- Brief: Present the data once more in exactly its original form.

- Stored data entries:
---

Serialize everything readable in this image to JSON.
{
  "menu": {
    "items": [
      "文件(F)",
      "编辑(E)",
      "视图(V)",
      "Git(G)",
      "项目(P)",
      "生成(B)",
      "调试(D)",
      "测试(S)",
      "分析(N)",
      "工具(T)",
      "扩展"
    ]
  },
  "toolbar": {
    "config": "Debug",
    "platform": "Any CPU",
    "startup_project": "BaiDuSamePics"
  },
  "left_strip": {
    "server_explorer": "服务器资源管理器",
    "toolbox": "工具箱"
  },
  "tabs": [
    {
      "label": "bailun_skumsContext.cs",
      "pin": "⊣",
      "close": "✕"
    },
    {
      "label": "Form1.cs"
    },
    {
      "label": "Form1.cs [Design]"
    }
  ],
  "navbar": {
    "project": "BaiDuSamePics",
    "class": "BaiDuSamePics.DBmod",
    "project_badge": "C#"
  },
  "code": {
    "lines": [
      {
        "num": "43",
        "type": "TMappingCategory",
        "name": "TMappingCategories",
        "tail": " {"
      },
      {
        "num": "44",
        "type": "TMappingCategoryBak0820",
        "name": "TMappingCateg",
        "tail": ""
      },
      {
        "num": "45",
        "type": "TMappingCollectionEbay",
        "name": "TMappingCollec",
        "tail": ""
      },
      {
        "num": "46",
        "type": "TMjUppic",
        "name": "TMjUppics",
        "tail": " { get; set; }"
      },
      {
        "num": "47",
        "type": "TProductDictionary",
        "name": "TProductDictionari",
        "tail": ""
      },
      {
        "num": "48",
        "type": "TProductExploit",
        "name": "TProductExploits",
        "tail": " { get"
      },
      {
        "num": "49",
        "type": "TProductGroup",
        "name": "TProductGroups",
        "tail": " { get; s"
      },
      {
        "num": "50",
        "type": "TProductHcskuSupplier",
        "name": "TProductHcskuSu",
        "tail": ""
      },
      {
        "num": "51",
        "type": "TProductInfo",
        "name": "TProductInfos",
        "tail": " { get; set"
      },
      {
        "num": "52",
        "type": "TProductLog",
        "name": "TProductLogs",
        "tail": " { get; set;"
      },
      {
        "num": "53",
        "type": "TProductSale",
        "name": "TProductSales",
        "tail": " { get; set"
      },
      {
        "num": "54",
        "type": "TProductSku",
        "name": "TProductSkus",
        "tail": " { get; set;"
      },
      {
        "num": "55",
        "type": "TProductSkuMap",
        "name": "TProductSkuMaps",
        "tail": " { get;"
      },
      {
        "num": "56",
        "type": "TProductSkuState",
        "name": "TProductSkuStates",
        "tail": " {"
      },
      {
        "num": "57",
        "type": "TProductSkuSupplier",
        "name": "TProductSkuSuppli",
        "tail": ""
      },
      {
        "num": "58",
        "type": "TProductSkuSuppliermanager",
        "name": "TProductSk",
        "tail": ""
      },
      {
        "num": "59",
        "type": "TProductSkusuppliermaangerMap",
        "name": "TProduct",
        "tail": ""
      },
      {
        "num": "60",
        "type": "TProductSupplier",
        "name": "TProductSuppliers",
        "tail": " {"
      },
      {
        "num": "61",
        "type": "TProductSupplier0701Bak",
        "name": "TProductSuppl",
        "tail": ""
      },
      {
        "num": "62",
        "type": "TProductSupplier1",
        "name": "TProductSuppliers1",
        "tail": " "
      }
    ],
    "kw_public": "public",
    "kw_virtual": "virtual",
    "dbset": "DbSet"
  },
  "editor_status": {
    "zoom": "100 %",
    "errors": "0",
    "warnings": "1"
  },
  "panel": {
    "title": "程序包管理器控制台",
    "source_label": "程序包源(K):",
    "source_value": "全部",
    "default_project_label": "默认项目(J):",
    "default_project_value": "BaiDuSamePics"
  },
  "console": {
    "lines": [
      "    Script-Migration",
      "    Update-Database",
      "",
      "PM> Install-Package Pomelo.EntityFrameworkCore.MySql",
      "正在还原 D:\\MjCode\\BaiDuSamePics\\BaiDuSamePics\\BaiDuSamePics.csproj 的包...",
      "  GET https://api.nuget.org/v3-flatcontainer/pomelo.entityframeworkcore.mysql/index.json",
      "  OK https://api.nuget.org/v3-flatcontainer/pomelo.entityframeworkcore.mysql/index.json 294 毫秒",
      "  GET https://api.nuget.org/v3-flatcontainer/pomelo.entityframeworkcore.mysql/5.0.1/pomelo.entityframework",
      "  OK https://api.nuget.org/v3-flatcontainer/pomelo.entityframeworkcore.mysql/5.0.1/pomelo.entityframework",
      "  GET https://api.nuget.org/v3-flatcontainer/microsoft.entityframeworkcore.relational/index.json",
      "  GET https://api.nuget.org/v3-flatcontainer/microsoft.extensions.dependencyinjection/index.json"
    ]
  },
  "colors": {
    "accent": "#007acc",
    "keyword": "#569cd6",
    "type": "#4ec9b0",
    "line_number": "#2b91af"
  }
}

---

- Reply to the task:
Serialize everything readable in this image to JSON.
{
  "menu": {
    "items": [
      "文件(F)",
      "编辑(E)",
      "视图(V)",
      "Git(G)",
      "项目(P)",
      "生成(B)",
      "调试(D)",
      "测试(S)",
      "分析(N)",
      "工具(T)",
      "扩展"
    ]
  },
  "toolbar": {
    "config": "Debug",
    "platform": "Any CPU",
    "startup_project": "BaiDuSamePics"
  },
  "left_strip": {
    "server_explorer": "服务器资源管理器",
    "toolbox": "工具箱"
  },
  "tabs": [
    {
      "label": "bailun_skumsContext.cs",
      "pin": "⊣",
      "close": "✕"
    },
    {
      "label": "Form1.cs"
    },
    {
      "label": "Form1.cs [Design]"
    }
  ],
  "navbar": {
    "project": "BaiDuSamePics",
    "class": "BaiDuSamePics.DBmod",
    "project_badge": "C#"
  },
  "code": {
    "lines": [
      {
        "num": "43",
        "type": "TMappingCategory",
        "name": "TMappingCategories",
        "tail": " {"
      },
      {
        "num": "44",
        "type": "TMappingCategoryBak0820",
        "name": "TMappingCateg",
        "tail": ""
      },
      {
        "num": "45",
        "type": "TMappingCollectionEbay",
        "name": "TMappingCollec",
        "tail": ""
      },
      {
        "num": "46",
        "type": "TMjUppic",
        "name": "TMjUppics",
        "tail": " { get; set; }"
      },
      {
        "num": "47",
        "type": "TProductDictionary",
        "name": "TProductDictionari",
        "tail": ""
      },
      {
        "num": "48",
        "type": "TProductExploit",
        "name": "TProductExploits",
        "tail": " { get"
      },
      {
        "num": "49",
        "type": "TProductGroup",
        "name": "TProductGroups",
        "tail": " { get; s"
      },
      {
        "num": "50",
        "type": "TProductHcskuSupplier",
        "name": "TProductHcskuSu",
        "tail": ""
      },
      {
        "num": "51",
        "type": "TProductInfo",
        "name": "TProductInfos",
        "tail": " { get; set"
      },
      {
        "num": "52",
        "type": "TProductLog",
        "name": "TProductLogs",
        "tail": " { get; set;"
      },
      {
        "num": "53",
        "type": "TProductSale",
        "name": "TProductSales",
        "tail": " { get; set"
      },
      {
        "num": "54",
        "type": "TProductSku",
        "name": "TProductSkus",
        "tail": " { get; set;"
      },
      {
        "num": "55",
        "type": "TProductSkuMap",
        "name": "TProductSkuMaps",
        "tail": " { get;"
      },
      {
        "num": "56",
        "type": "TProductSkuState",
        "name": "TProductSkuStates",
        "tail": " {"
      },
      {
        "num": "57",
        "type": "TProductSkuSupplier",
        "name": "TProductSkuSuppli",
        "tail": ""
      },
      {
        "num": "58",
        "type": "TProductSkuSuppliermanager",
        "name": "TProductSk",
        "tail": ""
      },
      {
        "num": "59",
        "type": "TProductSkusuppliermaangerMap",
        "name": "TProduct",
        "tail": ""
      },
      {
        "num": "60",
        "type": "TProductSupplier",
        "name": "TProductSuppliers",
        "tail": " {"
      },
      {
        "num": "61",
        "type": "TProductSupplier0701Bak",
        "name": "TProductSuppl",
        "tail": ""
      },
      {
        "num": "62",
        "type": "TProductSupplier1",
        "name": "TProductSuppliers1",
        "tail": " "
      }
    ],
    "kw_public": "public",
    "kw_virtual": "virtual",
    "dbset": "DbSet"
  },
  "editor_status": {
    "zoom": "100 %",
    "errors": "0",
    "warnings": "1"
  },
  "panel": {
    "title": "程序包管理器控制台",
    "source_label": "程序包源(K):",
    "source_value": "全部",
    "default_project_label": "默认项目(J):",
    "default_project_value": "BaiDuSamePics"
  },
  "console": {
    "lines": [
      "    Script-Migration",
      "    Update-Database",
      "",
      "PM> Install-Package Pomelo.EntityFrameworkCore.MySql",
      "正在还原 D:\\MjCode\\BaiDuSamePics\\BaiDuSamePics\\BaiDuSamePics.csproj 的包...",
      "  GET https://api.nuget.org/v3-flatcontainer/pomelo.entityframeworkcore.mysql/index.json",
      "  OK https://api.nuget.org/v3-flatcontainer/pomelo.entityframeworkcore.mysql/index.json 294 毫秒",
      "  GET https://api.nuget.org/v3-flatcontainer/pomelo.entityframeworkcore.mysql/5.0.1/pomelo.entityframework",
      "  OK https://api.nuget.org/v3-flatcontainer/pomelo.entityframeworkcore.mysql/5.0.1/pomelo.entityframework",
      "  GET https://api.nuget.org/v3-flatcontainer/microsoft.entityframeworkcore.relational/index.json",
      "  GET https://api.nuget.org/v3-flatcontainer/microsoft.extensions.dependencyinjection/index.json"
    ]
  },
  "colors": {
    "accent": "#007acc",
    "keyword": "#569cd6",
    "type": "#4ec9b0",
    "line_number": "#2b91af"
  }
}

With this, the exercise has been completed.